Job
Locate the string "Internationals" in the records below. Copy every line where it occurs.

Data entries
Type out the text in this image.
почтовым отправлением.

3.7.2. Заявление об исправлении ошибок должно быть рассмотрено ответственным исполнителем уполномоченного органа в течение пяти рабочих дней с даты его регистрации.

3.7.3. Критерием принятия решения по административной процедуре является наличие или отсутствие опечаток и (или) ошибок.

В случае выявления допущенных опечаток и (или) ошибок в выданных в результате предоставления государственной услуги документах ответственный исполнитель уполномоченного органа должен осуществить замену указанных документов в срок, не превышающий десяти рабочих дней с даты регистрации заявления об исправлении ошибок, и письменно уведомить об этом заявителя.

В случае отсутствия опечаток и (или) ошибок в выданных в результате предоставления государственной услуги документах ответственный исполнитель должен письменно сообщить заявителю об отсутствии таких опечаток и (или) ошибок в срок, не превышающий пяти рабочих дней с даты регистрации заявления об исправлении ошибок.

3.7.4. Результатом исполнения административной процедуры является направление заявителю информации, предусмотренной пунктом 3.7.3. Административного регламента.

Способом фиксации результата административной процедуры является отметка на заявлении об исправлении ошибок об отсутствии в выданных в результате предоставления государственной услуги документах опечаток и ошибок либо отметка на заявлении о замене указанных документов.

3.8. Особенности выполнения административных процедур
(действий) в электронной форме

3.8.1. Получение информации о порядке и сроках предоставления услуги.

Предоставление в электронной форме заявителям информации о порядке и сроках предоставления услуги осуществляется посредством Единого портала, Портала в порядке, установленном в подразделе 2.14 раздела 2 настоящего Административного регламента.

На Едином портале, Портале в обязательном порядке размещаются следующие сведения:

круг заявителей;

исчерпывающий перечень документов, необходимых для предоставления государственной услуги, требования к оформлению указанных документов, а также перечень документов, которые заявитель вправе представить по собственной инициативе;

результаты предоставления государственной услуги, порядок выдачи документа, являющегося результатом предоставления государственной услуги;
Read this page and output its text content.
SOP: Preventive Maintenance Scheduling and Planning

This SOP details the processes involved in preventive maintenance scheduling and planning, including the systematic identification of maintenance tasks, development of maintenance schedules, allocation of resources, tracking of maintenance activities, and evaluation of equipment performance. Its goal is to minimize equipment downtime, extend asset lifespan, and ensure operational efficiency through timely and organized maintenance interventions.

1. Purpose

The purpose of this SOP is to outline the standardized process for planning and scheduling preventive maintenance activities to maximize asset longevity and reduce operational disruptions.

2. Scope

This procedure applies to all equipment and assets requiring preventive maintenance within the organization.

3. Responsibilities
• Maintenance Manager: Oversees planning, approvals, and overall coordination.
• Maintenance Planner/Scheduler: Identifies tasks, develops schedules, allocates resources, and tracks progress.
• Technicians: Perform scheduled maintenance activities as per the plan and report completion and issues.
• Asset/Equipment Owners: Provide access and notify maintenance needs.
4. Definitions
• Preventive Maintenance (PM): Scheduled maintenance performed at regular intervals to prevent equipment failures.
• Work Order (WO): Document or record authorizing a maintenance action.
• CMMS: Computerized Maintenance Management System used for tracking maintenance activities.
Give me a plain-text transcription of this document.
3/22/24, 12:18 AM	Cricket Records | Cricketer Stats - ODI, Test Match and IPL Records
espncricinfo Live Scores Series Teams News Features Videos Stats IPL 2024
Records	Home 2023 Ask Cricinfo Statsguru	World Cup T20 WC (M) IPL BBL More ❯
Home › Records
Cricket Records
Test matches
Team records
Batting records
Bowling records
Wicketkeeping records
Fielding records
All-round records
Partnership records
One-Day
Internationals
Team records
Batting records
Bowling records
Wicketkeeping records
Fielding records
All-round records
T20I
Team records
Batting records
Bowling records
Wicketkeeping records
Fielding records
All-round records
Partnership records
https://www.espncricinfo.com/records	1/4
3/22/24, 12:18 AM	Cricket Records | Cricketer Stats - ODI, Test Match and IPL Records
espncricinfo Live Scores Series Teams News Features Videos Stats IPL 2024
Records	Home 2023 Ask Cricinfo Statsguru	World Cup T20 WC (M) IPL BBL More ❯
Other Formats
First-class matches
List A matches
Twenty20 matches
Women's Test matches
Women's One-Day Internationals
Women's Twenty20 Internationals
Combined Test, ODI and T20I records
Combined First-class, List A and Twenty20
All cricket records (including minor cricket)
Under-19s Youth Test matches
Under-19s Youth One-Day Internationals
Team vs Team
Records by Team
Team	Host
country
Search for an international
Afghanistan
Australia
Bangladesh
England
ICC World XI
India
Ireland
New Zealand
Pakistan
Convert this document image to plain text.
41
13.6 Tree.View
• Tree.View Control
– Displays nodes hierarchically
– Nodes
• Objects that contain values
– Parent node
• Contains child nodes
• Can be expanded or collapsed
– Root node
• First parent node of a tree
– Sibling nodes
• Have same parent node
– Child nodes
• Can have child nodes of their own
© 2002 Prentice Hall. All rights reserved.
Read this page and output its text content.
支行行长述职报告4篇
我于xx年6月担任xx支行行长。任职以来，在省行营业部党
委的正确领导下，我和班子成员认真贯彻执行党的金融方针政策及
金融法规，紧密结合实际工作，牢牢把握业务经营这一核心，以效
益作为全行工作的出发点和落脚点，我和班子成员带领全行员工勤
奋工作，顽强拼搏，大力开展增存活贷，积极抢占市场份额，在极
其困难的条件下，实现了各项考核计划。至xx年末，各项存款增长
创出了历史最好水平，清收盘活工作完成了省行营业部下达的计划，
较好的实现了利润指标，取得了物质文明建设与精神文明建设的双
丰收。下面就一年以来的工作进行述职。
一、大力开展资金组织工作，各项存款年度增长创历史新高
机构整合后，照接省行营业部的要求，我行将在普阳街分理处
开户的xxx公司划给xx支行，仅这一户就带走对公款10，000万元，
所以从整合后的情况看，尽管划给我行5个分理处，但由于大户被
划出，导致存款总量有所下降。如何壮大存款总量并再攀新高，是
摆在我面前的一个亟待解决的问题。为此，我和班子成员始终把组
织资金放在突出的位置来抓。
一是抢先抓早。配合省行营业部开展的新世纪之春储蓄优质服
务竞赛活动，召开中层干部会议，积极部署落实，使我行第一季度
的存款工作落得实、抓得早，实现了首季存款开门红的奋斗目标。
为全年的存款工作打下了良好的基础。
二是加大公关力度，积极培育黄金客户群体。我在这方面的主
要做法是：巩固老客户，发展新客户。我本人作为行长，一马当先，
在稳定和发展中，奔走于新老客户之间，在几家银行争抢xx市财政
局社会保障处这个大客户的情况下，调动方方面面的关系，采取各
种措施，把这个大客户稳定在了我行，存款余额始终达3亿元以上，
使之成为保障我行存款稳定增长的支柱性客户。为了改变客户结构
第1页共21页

Solved problem
Internationals
Women's One-Day Internationals
Women's Twenty20 Internationals
Under-19s Youth One-Day Internationals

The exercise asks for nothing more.